(Dataset records)
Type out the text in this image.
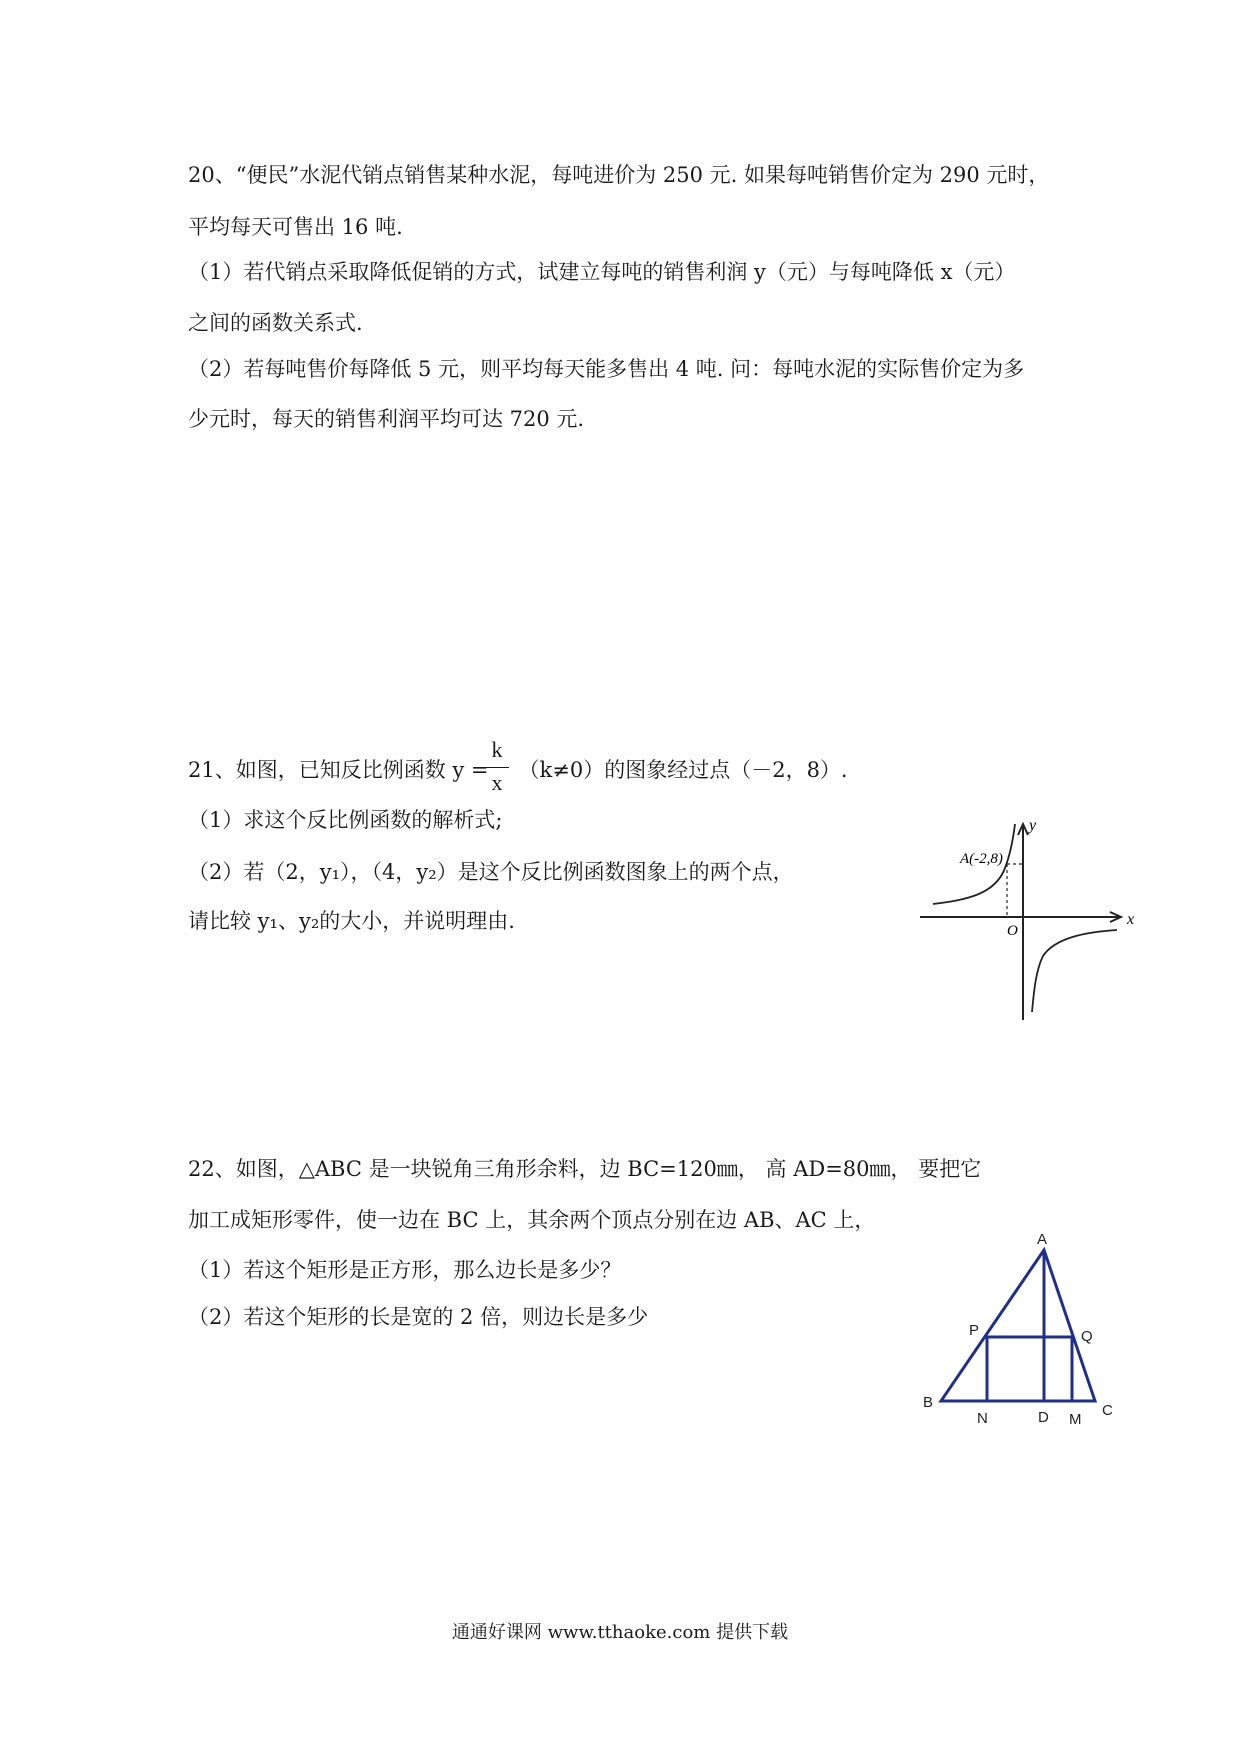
20、“便民”水泥代销点销售某种水泥，每吨进价为 250 元. 如果每吨销售价定为 290 元时，
平均每天可售出 16 吨.
（1）若代销点采取降低促销的方式，试建立每吨的销售利润 y（元）与每吨降低 x（元）
之间的函数关系式.
（2）若每吨售价每降低 5 元，则平均每天能多售出 4 吨. 问：每吨水泥的实际售价定为多
少元时，每天的销售利润平均可达 720 元.
21、如图，已知反比例函数 y = （k≠0）的图象经过点（－2，8）.
k
x
（1）求这个反比例函数的解析式;
（2）若（2，y₁），（4，y₂）是这个反比例函数图象上的两个点，
请比较 y₁、y₂的大小，并说明理由.
A(-2,8)
y
x
O
22、如图，△ABC 是一块锐角三角形余料，边 BC=120㎜， 高 AD=80㎜， 要把它
加工成矩形零件，使一边在 BC 上，其余两个顶点分别在边 AB、AC 上，
（1）若这个矩形是正方形，那么边长是多少？
（2）若这个矩形的长是宽的 2 倍，则边长是多少
A
B	C
D
P	Q
N	M
通通好课网 www.tthaoke.com 提供下载
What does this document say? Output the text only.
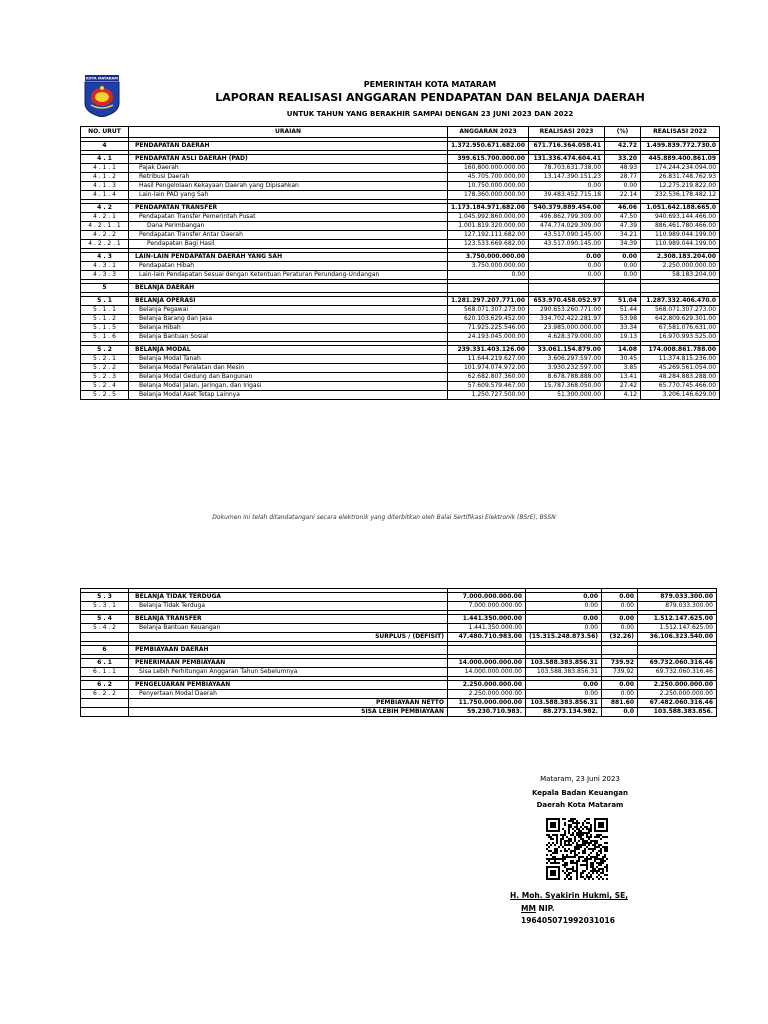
KOTA MATARAM
PEMERINTAH KOTA MATARAM
LAPORAN REALISASI ANGGARAN PENDAPATAN DAN BELANJA DAERAH
UNTUK TAHUN YANG BERAKHIR SAMPAI DENGAN 23 JUNI 2023 DAN 2022
NO. URUT	URAIAN	ANGGARAN 2023	REALISASI 2023	(%)	REALISASI 2022

4	PENDAPATAN DAERAH	1.372.950.671.682.00	671.716.364.058.41	42.72	1.499.839.772.730.0

4 . 1	PENDAPATAN ASLI DAERAH (PAD)	399.615.700.000.00	131.336.474.604.41	33.20	445.889.400.861.09
4 . 1 . 1	Pajak Daerah	160.800.000.000.00	78.703.631.738.00	48.93	174.244.234.094.00
4 . 1 . 2	Retribusi Daerah	45.705.700.000.00	13.147.390.151.23	28.77	26.831.748.762.93
4 . 1 . 3	Hasil Pengelolaan Kekayaan Daerah yang Dipisahkan	10.750.000.000.00	0.00	0.00	12.275.219.822.00
4 . 1 . 4	Lain-lain PAD yang Sah	178.360.000.000.00	39.483.452.715.18	22.14	232.536.178.482.12

4 . 2	PENDAPATAN TRANSFER	1.173.184.971.682.00	540.379.889.454.00	46.06	1.051.642.188.665.0
4 . 2 . 1	Pendapatan Transfer Pemerintah Pusat	1.045.992.860.000.00	496.862.799.309.00	47.50	940.693.144.466.00
4 . 2 . 1 . 1	Dana Perimbangan	1.001.819.320.000.00	474.774.029.309.00	47.39	886.461.780.466.00
4 . 2 . 2	Pendapatan Transfer Antar Daerah	127.192.111.682.00	43.517.090.145.00	34.21	110.989.044.199.00
4 . 2 . 2 . 1	Pendapatan Bagi Hasil	123.533.669.682.00	43.517.090.145.00	34.39	110.989.044.199.00

4 . 3	LAIN-LAIN PENDAPATAN DAERAH YANG SAH	3.750.000.000.00	0.00	0.00	2.308.183.204.00
4 . 3 . 1	Pendapatan Hibah	3.750.000.000.00	0.00	0.00	2.250.000.000.00
4 . 3 . 3	Lain-lain Pendapatan Sesuai dengan Ketentuan Peraturan Perundang-Undangan	0.00	0.00	0.00	58.183.204.00

5	BELANJA DAERAH				

5 . 1	BELANJA OPERASI	1.281.297.207.771.00	653.970.458.052.97	51.04	1.287.332.406.470.0
5 . 1 . 1	Belanja Pegawai	568.071.307.273.00	290.653.260.771.00	51.44	568.071.307.273.00
5 . 1 . 2	Belanja Barang dan Jasa	620.103.629.452.00	334.702.422.281.97	53.98	642.809.629.301.00
5 . 1 . 5	Belanja Hibah	71.925.225.546.00	23.985.000.000.00	33.34	67.581.076.631.00
5 . 1 . 6	Belanja Bantuan Sosial	24.193.045.000.00	4.628.379.000.00	19.13	16.970.993.525.00

5 . 2	BELANJA MODAL	239.331.403.126.00	33.061.154.879.00	14.08	174.008.861.788.00
5 . 2 . 1	Belanja Modal Tanah	11.644.219.627.00	3.606.297.597.00	30.45	11.374.815.236.00
5 . 2 . 2	Belanja Modal Peralatan dan Mesin	101.974.074.972.00	3.930.232.597.00	3.85	45.269.561.054.00
5 . 2 . 3	Belanja Modal Gedung dan Bangunan	62.682.807.360.00	8.678.788.888.00	13.41	48.284.883.288.00
5 . 2 . 4	Belanja Modal Jalan, Jaringan, dan Irigasi	57.609.579.467.00	15.787.368.050.00	27.42	65.770.745.466.00
5 . 2 . 5	Belanja Modal Aset Tetap Lainnya	1.250.727.500.00	51.300.000.00	4.12	3.206.146.629.00
Dokumen ini telah ditandatangani secara elektronik yang diterbitkan oleh Balai Sertifikasi Elektronik (BSrE), BSSN

5 . 3	BELANJA TIDAK TERDUGA	7.000.000.000.00	0.00	0.00	879.033.300.00
5 . 3 . 1	Belanja Tidak Terduga	7.000.000.000.00	0.00	0.00	879.033.300.00

5 . 4	BELANJA TRANSFER	1.441.350.000.00	0.00	0.00	1.512.147.625.00
5 . 4 . 2	Belanja Bantuan Keuangan	1.441.350.000.00	0.00	0.00	1.512.147.625.00
	SURPLUS / (DEFISIT)	47.480.710.983.00	(15.315.248.873.56)	(32.26)	36.106.323.540.00

6	PEMBIAYAAN DAERAH				

6 . 1	PENERIMAAN PEMBIAYAAN	14.000.000.000.00	103.588.383.856.31	739.92	69.732.060.316.46
6 . 1 . 1	Sisa Lebih Perhitungan Anggaran Tahun Sebelumnya	14.000.000.000.00	103.588.383.856.31	739.92	69.732.060.316.46

6 . 2	PENGELUARAN PEMBIAYAAN	2.250.000.000.00	0.00	0.00	2.250.000.000.00
6 . 2 . 2	Penyertaan Modal Daerah	2.250.000.000.00	0.00	0.00	2.250.000.000.00
	PEMBIAYAAN NETTO	11.750.000.000.00	103.588.383.856.31	881.60	67.482.060.316.46
	SISA LEBIH PEMBIAYAAN	59.230.710.983.	88.273.134.982.	0.0	103.588.383.856.
Mataram, 23 Juni 2023
Kepala Badan Keuangan
Daerah Kota Mataram
H. Moh. Syakirin Hukmi, SE,
MM NIP.
196405071992031016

--- What is being asked ---
Restate each entry word for word, please, but drop any images it holds.

--- Reply to the task ---
Type out the text in this image.
20、“便民”水泥代销点销售某种水泥，每吨进价为 250 元. 如果每吨销售价定为 290 元时，
平均每天可售出 16 吨.
（1）若代销点采取降低促销的方式，试建立每吨的销售利润 y（元）与每吨降低 x（元）
之间的函数关系式.
（2）若每吨售价每降低 5 元，则平均每天能多售出 4 吨. 问：每吨水泥的实际售价定为多
少元时，每天的销售利润平均可达 720 元.
21、如图，已知反比例函数 y = （k≠0）的图象经过点（－2，8）.
k
x
（1）求这个反比例函数的解析式;
（2）若（2，y₁），（4，y₂）是这个反比例函数图象上的两个点，
请比较 y₁、y₂的大小，并说明理由.
A(-2,8)
y
x
O
22、如图，△ABC 是一块锐角三角形余料，边 BC=120㎜， 高 AD=80㎜， 要把它
加工成矩形零件，使一边在 BC 上，其余两个顶点分别在边 AB、AC 上，
（1）若这个矩形是正方形，那么边长是多少？
（2）若这个矩形的长是宽的 2 倍，则边长是多少
A
B	C
D
P	Q
N	M
通通好课网 www.tthaoke.com 提供下载
What does this document say? Output the text only.
KOTA MATARAM
PEMERINTAH KOTA MATARAM
LAPORAN REALISASI ANGGARAN PENDAPATAN DAN BELANJA DAERAH
UNTUK TAHUN YANG BERAKHIR SAMPAI DENGAN 23 JUNI 2023 DAN 2022
NO. URUT	URAIAN	ANGGARAN 2023	REALISASI 2023	(%)	REALISASI 2022

4	PENDAPATAN DAERAH	1.372.950.671.682.00	671.716.364.058.41	42.72	1.499.839.772.730.0

4 . 1	PENDAPATAN ASLI DAERAH (PAD)	399.615.700.000.00	131.336.474.604.41	33.20	445.889.400.861.09
4 . 1 . 1	Pajak Daerah	160.800.000.000.00	78.703.631.738.00	48.93	174.244.234.094.00
4 . 1 . 2	Retribusi Daerah	45.705.700.000.00	13.147.390.151.23	28.77	26.831.748.762.93
4 . 1 . 3	Hasil Pengelolaan Kekayaan Daerah yang Dipisahkan	10.750.000.000.00	0.00	0.00	12.275.219.822.00
4 . 1 . 4	Lain-lain PAD yang Sah	178.360.000.000.00	39.483.452.715.18	22.14	232.536.178.482.12

4 . 2	PENDAPATAN TRANSFER	1.173.184.971.682.00	540.379.889.454.00	46.06	1.051.642.188.665.0
4 . 2 . 1	Pendapatan Transfer Pemerintah Pusat	1.045.992.860.000.00	496.862.799.309.00	47.50	940.693.144.466.00
4 . 2 . 1 . 1	Dana Perimbangan	1.001.819.320.000.00	474.774.029.309.00	47.39	886.461.780.466.00
4 . 2 . 2	Pendapatan Transfer Antar Daerah	127.192.111.682.00	43.517.090.145.00	34.21	110.989.044.199.00
4 . 2 . 2 . 1	Pendapatan Bagi Hasil	123.533.669.682.00	43.517.090.145.00	34.39	110.989.044.199.00

4 . 3	LAIN-LAIN PENDAPATAN DAERAH YANG SAH	3.750.000.000.00	0.00	0.00	2.308.183.204.00
4 . 3 . 1	Pendapatan Hibah	3.750.000.000.00	0.00	0.00	2.250.000.000.00
4 . 3 . 3	Lain-lain Pendapatan Sesuai dengan Ketentuan Peraturan Perundang-Undangan	0.00	0.00	0.00	58.183.204.00

5	BELANJA DAERAH				

5 . 1	BELANJA OPERASI	1.281.297.207.771.00	653.970.458.052.97	51.04	1.287.332.406.470.0
5 . 1 . 1	Belanja Pegawai	568.071.307.273.00	290.653.260.771.00	51.44	568.071.307.273.00
5 . 1 . 2	Belanja Barang dan Jasa	620.103.629.452.00	334.702.422.281.97	53.98	642.809.629.301.00
5 . 1 . 5	Belanja Hibah	71.925.225.546.00	23.985.000.000.00	33.34	67.581.076.631.00
5 . 1 . 6	Belanja Bantuan Sosial	24.193.045.000.00	4.628.379.000.00	19.13	16.970.993.525.00

5 . 2	BELANJA MODAL	239.331.403.126.00	33.061.154.879.00	14.08	174.008.861.788.00
5 . 2 . 1	Belanja Modal Tanah	11.644.219.627.00	3.606.297.597.00	30.45	11.374.815.236.00
5 . 2 . 2	Belanja Modal Peralatan dan Mesin	101.974.074.972.00	3.930.232.597.00	3.85	45.269.561.054.00
5 . 2 . 3	Belanja Modal Gedung dan Bangunan	62.682.807.360.00	8.678.788.888.00	13.41	48.284.883.288.00
5 . 2 . 4	Belanja Modal Jalan, Jaringan, dan Irigasi	57.609.579.467.00	15.787.368.050.00	27.42	65.770.745.466.00
5 . 2 . 5	Belanja Modal Aset Tetap Lainnya	1.250.727.500.00	51.300.000.00	4.12	3.206.146.629.00
Dokumen ini telah ditandatangani secara elektronik yang diterbitkan oleh Balai Sertifikasi Elektronik (BSrE), BSSN

5 . 3	BELANJA TIDAK TERDUGA	7.000.000.000.00	0.00	0.00	879.033.300.00
5 . 3 . 1	Belanja Tidak Terduga	7.000.000.000.00	0.00	0.00	879.033.300.00

5 . 4	BELANJA TRANSFER	1.441.350.000.00	0.00	0.00	1.512.147.625.00
5 . 4 . 2	Belanja Bantuan Keuangan	1.441.350.000.00	0.00	0.00	1.512.147.625.00
	SURPLUS / (DEFISIT)	47.480.710.983.00	(15.315.248.873.56)	(32.26)	36.106.323.540.00

6	PEMBIAYAAN DAERAH				

6 . 1	PENERIMAAN PEMBIAYAAN	14.000.000.000.00	103.588.383.856.31	739.92	69.732.060.316.46
6 . 1 . 1	Sisa Lebih Perhitungan Anggaran Tahun Sebelumnya	14.000.000.000.00	103.588.383.856.31	739.92	69.732.060.316.46

6 . 2	PENGELUARAN PEMBIAYAAN	2.250.000.000.00	0.00	0.00	2.250.000.000.00
6 . 2 . 2	Penyertaan Modal Daerah	2.250.000.000.00	0.00	0.00	2.250.000.000.00
	PEMBIAYAAN NETTO	11.750.000.000.00	103.588.383.856.31	881.60	67.482.060.316.46
	SISA LEBIH PEMBIAYAAN	59.230.710.983.	88.273.134.982.	0.0	103.588.383.856.
Mataram, 23 Juni 2023
Kepala Badan Keuangan
Daerah Kota Mataram
H. Moh. Syakirin Hukmi, SE,
MM NIP.
196405071992031016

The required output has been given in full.